PROBLEM ▸ Seek out every line containing the word "Wipe", and copy each.
══════════
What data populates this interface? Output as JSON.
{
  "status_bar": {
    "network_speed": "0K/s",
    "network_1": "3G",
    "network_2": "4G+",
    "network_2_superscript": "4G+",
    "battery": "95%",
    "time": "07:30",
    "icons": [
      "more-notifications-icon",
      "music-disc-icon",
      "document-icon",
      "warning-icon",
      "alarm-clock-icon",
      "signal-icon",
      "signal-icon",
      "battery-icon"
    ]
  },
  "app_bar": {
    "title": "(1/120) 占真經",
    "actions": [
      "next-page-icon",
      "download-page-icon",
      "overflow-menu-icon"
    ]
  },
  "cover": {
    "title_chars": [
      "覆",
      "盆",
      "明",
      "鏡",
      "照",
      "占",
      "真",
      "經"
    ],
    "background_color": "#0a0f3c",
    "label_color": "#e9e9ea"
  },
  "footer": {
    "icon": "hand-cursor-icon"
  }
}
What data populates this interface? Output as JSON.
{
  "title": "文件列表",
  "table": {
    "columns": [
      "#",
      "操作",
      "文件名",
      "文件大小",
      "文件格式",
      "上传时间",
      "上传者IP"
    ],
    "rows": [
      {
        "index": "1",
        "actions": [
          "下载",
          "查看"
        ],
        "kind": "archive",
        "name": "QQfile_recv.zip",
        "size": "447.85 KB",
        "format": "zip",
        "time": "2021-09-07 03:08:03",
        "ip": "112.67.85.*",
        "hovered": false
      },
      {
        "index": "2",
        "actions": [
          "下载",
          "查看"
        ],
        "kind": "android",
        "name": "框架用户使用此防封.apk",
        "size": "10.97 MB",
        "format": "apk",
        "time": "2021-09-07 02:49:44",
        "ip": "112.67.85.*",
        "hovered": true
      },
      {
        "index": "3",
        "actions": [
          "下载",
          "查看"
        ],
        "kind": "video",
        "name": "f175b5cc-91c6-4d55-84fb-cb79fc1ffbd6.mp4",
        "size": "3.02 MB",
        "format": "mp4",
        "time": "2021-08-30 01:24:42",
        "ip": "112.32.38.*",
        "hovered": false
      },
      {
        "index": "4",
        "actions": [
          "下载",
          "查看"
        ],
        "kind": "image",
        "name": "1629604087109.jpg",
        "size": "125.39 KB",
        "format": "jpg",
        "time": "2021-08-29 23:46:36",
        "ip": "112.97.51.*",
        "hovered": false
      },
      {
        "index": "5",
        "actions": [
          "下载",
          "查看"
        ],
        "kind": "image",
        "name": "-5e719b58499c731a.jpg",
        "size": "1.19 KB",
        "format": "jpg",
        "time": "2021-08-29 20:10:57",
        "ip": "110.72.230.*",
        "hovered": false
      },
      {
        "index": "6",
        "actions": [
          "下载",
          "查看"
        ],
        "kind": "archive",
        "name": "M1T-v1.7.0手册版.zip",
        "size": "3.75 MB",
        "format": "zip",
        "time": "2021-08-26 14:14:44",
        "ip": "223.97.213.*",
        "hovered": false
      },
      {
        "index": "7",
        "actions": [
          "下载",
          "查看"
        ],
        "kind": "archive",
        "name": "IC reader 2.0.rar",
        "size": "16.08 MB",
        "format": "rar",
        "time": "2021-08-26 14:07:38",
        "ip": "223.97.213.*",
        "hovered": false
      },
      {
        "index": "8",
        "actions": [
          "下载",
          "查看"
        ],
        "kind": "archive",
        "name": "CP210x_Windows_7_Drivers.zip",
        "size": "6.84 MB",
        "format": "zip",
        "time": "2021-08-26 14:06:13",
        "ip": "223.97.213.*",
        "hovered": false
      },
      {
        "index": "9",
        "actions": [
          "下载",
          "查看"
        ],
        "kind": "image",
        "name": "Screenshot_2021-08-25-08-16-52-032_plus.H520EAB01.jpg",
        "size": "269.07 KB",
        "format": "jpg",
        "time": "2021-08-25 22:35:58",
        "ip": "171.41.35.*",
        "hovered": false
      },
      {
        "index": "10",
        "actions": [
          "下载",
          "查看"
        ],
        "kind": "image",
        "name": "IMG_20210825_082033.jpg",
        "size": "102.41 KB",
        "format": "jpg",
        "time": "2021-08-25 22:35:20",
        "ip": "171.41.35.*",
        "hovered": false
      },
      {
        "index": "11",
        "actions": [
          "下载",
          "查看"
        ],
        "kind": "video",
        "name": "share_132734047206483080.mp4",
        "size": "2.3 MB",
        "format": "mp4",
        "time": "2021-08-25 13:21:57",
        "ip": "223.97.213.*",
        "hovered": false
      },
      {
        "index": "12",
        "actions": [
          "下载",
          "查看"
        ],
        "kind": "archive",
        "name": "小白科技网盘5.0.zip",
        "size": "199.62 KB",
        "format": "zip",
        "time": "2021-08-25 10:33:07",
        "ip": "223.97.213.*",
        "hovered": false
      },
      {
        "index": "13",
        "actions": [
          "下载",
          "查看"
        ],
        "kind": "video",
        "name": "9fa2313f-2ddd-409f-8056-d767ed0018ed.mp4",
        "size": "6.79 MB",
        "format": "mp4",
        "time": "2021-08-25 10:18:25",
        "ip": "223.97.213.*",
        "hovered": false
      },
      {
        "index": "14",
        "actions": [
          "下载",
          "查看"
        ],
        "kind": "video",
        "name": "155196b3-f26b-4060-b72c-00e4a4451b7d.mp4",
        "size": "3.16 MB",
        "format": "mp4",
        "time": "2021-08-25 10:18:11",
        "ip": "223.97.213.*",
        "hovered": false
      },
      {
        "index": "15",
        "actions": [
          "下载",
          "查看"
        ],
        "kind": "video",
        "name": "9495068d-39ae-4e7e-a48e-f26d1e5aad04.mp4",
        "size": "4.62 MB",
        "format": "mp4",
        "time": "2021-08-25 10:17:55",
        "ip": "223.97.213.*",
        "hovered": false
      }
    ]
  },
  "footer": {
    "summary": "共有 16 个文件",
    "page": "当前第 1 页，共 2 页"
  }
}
══════════
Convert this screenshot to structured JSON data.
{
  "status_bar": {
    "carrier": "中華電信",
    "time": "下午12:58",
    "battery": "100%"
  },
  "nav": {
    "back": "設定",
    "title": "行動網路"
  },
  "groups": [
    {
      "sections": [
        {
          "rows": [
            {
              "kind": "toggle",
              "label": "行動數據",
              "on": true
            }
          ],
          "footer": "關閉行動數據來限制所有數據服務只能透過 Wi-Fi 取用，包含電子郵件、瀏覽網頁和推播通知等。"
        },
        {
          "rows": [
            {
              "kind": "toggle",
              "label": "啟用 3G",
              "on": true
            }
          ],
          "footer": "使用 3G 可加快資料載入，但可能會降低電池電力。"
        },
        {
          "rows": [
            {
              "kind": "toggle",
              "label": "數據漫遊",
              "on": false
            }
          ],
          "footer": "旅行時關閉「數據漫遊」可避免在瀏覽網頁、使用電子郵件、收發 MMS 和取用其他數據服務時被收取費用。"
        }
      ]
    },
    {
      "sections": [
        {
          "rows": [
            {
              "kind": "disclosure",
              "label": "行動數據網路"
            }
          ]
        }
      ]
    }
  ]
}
══════════
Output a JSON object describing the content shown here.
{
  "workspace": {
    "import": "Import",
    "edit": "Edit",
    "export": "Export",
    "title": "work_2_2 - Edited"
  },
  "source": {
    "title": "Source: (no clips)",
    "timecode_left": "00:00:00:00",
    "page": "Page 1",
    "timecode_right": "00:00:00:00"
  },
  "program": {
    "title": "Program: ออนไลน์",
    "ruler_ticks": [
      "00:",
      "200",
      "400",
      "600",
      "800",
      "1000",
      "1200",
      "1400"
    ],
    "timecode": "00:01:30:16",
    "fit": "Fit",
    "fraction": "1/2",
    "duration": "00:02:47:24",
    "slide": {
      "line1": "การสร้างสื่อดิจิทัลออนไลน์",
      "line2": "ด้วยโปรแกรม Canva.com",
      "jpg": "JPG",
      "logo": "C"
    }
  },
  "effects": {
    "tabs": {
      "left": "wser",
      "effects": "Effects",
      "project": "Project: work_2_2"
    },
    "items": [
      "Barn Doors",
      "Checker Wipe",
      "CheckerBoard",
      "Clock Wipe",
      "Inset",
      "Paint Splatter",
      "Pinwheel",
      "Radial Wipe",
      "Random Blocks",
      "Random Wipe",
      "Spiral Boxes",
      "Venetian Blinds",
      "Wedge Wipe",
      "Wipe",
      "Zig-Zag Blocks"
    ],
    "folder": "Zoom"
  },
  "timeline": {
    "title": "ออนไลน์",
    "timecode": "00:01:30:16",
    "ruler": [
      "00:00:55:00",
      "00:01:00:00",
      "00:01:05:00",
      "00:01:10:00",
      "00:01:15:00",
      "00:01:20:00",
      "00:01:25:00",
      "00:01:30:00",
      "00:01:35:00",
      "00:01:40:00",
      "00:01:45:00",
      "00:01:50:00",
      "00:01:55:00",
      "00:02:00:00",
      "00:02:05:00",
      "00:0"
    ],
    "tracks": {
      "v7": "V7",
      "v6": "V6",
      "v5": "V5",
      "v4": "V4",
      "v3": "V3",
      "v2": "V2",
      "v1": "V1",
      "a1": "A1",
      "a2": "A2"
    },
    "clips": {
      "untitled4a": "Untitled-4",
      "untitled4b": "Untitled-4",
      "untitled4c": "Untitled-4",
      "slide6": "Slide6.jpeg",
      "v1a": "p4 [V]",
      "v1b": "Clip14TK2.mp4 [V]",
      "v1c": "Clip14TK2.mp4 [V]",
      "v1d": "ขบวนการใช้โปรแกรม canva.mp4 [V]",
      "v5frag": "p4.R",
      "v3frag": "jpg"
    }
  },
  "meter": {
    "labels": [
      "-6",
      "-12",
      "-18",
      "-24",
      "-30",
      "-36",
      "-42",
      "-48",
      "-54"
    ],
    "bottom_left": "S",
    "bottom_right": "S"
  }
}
══════════
TASK RESULT ▸
      "Checker Wipe",
      "Clock Wipe",
      "Radial Wipe",
      "Random Wipe",
      "Wedge Wipe",
      "Wipe",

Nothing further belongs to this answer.